Cargill reported net earnings of $425 million in the fiscal 2015 third quarter ended Feb. 28, 2015, a 33 percent increase from $319 million in the year-ago period. Through nine months, the company earned $1.63 billion, up 13 percent from last year. Revenues in the third quarter decreased 11 percent to $28.4 billion; nine-month revenues totaled $91.97 billion.
“Cargill’s results were led by strong performance in our global group of meat and animal nutrition businesses,” said David MacLennan, Cargill’s president and CEO. “In volatile petroleum markets, we saw a rebound in our energy businesses, having gained momentum from strategic changes made in the prior fiscal year. Faced with slowing growth and currency shifts in a range of markets, our food segment lagged expectations.”

● ● ● ●

TASK REQUIREMENTS: Reproduce the passage from the Cargill earnings report verbatim, starting at "Cargill reported net" and ending at "totaled $91.97 billion.".

● ● ● ●

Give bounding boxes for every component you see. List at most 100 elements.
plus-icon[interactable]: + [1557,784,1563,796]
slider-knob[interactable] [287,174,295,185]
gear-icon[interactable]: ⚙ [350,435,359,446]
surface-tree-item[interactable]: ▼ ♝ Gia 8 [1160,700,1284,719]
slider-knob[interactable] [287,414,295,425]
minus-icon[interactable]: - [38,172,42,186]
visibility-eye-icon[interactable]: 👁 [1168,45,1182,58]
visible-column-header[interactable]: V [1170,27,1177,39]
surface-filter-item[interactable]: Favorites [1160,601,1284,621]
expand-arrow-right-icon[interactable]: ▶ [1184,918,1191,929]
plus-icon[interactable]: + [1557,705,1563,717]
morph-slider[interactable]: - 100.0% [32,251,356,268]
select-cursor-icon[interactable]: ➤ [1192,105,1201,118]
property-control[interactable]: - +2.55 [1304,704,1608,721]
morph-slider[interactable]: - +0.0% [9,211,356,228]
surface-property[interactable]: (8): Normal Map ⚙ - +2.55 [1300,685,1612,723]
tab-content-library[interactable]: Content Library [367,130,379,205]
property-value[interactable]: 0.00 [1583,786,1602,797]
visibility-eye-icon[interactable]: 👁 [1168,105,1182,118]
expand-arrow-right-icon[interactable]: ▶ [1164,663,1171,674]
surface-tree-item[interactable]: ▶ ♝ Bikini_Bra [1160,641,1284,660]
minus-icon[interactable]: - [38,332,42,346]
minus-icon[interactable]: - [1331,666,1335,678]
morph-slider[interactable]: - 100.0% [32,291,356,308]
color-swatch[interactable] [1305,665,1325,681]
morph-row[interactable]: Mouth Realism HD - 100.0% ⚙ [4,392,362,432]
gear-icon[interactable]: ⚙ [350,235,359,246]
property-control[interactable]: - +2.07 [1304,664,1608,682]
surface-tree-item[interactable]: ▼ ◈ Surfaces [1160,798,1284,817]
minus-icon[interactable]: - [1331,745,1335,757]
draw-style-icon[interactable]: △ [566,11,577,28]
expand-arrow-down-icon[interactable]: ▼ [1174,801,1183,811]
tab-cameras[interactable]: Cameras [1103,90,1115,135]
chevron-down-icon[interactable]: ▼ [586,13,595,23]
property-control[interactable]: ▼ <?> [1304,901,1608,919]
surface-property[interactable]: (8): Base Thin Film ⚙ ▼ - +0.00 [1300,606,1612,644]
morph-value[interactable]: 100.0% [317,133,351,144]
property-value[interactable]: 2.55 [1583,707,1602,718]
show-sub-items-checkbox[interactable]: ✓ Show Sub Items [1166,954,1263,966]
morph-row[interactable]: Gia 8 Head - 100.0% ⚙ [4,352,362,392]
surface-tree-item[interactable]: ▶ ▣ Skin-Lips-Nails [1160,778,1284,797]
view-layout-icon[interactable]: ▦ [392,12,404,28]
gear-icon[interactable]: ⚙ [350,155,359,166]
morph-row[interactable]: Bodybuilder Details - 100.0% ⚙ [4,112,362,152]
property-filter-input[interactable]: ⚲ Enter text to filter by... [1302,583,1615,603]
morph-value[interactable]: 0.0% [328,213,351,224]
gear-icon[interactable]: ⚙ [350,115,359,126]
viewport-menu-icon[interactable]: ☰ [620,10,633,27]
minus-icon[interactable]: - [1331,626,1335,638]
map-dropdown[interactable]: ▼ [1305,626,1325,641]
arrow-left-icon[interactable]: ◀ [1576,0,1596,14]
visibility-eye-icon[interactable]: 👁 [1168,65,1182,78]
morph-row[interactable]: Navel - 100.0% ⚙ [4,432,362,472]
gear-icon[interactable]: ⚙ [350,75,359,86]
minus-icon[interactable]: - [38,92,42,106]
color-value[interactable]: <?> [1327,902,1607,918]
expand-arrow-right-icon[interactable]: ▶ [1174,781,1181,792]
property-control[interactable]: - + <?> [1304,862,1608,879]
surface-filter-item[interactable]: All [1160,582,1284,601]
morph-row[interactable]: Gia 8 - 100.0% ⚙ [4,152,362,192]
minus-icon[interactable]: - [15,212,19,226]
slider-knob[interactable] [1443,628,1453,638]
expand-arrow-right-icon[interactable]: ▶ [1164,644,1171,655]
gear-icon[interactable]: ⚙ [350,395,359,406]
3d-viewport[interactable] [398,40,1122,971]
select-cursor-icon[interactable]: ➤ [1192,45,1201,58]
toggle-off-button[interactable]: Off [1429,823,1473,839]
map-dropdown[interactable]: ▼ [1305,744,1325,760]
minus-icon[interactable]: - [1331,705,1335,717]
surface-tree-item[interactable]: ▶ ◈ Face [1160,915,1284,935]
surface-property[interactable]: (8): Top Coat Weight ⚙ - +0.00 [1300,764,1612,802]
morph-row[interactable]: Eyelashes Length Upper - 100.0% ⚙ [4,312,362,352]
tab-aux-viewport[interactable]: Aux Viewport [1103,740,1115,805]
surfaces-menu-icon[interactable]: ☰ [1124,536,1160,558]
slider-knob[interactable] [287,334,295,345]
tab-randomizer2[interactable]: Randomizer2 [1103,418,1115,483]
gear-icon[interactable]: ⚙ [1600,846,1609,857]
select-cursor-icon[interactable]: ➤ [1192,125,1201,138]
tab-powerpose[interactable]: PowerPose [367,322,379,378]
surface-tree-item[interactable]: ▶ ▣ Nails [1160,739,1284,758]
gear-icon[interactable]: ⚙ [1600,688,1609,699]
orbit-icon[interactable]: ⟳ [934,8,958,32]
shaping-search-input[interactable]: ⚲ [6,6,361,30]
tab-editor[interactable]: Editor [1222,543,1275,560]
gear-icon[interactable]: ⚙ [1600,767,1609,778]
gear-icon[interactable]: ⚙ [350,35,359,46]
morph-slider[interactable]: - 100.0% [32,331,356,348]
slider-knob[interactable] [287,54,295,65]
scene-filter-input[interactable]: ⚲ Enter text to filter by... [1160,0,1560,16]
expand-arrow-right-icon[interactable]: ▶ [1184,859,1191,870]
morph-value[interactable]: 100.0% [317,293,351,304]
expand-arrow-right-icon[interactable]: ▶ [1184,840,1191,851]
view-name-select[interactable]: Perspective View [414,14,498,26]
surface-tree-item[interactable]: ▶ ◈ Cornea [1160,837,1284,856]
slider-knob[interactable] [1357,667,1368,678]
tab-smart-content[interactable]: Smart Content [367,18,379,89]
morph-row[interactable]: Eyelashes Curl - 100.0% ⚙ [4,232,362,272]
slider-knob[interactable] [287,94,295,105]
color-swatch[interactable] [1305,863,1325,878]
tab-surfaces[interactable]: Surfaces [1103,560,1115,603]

● ● ● ●

RESULT FOR THIS EXERCISE:
Cargill reported net earnings of $425 million in the fiscal 2015 third quarter ended Feb. 28, 2015, a 33 percent increase from $319 million in the year-ago period. Through nine months, the company earned $1.63 billion, up 13 percent from last year. Revenues in the third quarter decreased 11 percent to $28.4 billion; nine-month revenues totaled $91.97 billion.